EXERCISE OBJECTIVE:
Without including any pictures, write out the listing below exactly.

>> Start RECORDS FOR THE TASK

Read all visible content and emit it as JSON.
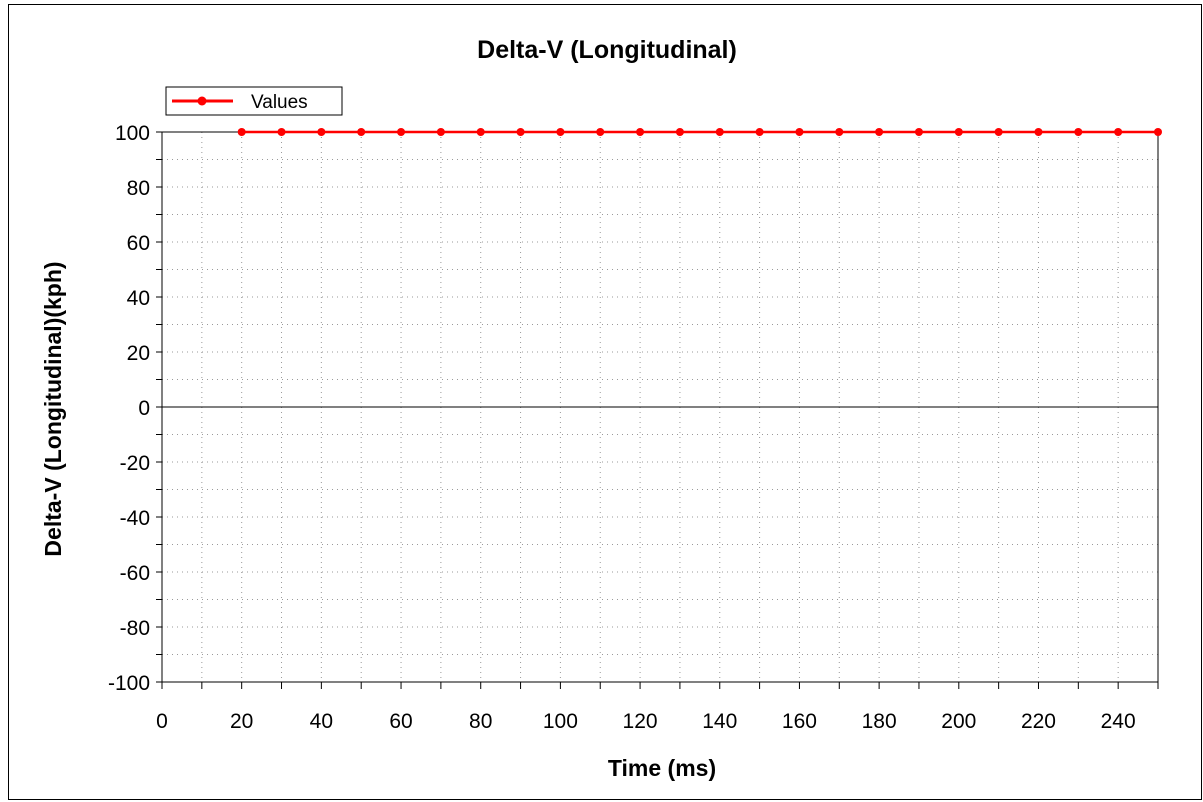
{
  "chart_data": {
    "type": "line",
    "title": "Delta-V (Longitudinal)",
    "xlabel": "Time (ms)",
    "ylabel": "Delta-V (Longitudinal)(kph)",
    "xlim": [
      0,
      250
    ],
    "ylim": [
      -100,
      100
    ],
    "x_ticks": [
      0,
      20,
      40,
      60,
      80,
      100,
      120,
      140,
      160,
      180,
      200,
      220,
      240
    ],
    "y_ticks": [
      100,
      80,
      60,
      40,
      20,
      0,
      -20,
      -40,
      -60,
      -80,
      -100
    ],
    "grid": true,
    "legend_position": "top-left",
    "series": [
      {
        "name": "Values",
        "color": "#ff0000",
        "x": [
          20,
          30,
          40,
          50,
          60,
          70,
          80,
          90,
          100,
          110,
          120,
          130,
          140,
          150,
          160,
          170,
          180,
          190,
          200,
          210,
          220,
          230,
          240,
          250
        ],
        "y": [
          100,
          100,
          100,
          100,
          100,
          100,
          100,
          100,
          100,
          100,
          100,
          100,
          100,
          100,
          100,
          100,
          100,
          100,
          100,
          100,
          100,
          100,
          100,
          100
        ]
      }
    ]
  }
}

>> End RECORDS FOR THE TASK

COMPLETE ANSWER:
Read all visible content and emit it as JSON.
{
  "chart_data": {
    "type": "line",
    "title": "Delta-V (Longitudinal)",
    "xlabel": "Time (ms)",
    "ylabel": "Delta-V (Longitudinal)(kph)",
    "xlim": [
      0,
      250
    ],
    "ylim": [
      -100,
      100
    ],
    "x_ticks": [
      0,
      20,
      40,
      60,
      80,
      100,
      120,
      140,
      160,
      180,
      200,
      220,
      240
    ],
    "y_ticks": [
      100,
      80,
      60,
      40,
      20,
      0,
      -20,
      -40,
      -60,
      -80,
      -100
    ],
    "grid": true,
    "legend_position": "top-left",
    "series": [
      {
        "name": "Values",
        "color": "#ff0000",
        "x": [
          20,
          30,
          40,
          50,
          60,
          70,
          80,
          90,
          100,
          110,
          120,
          130,
          140,
          150,
          160,
          170,
          180,
          190,
          200,
          210,
          220,
          230,
          240,
          250
        ],
        "y": [
          100,
          100,
          100,
          100,
          100,
          100,
          100,
          100,
          100,
          100,
          100,
          100,
          100,
          100,
          100,
          100,
          100,
          100,
          100,
          100,
          100,
          100,
          100,
          100
        ]
      }
    ]
  }
}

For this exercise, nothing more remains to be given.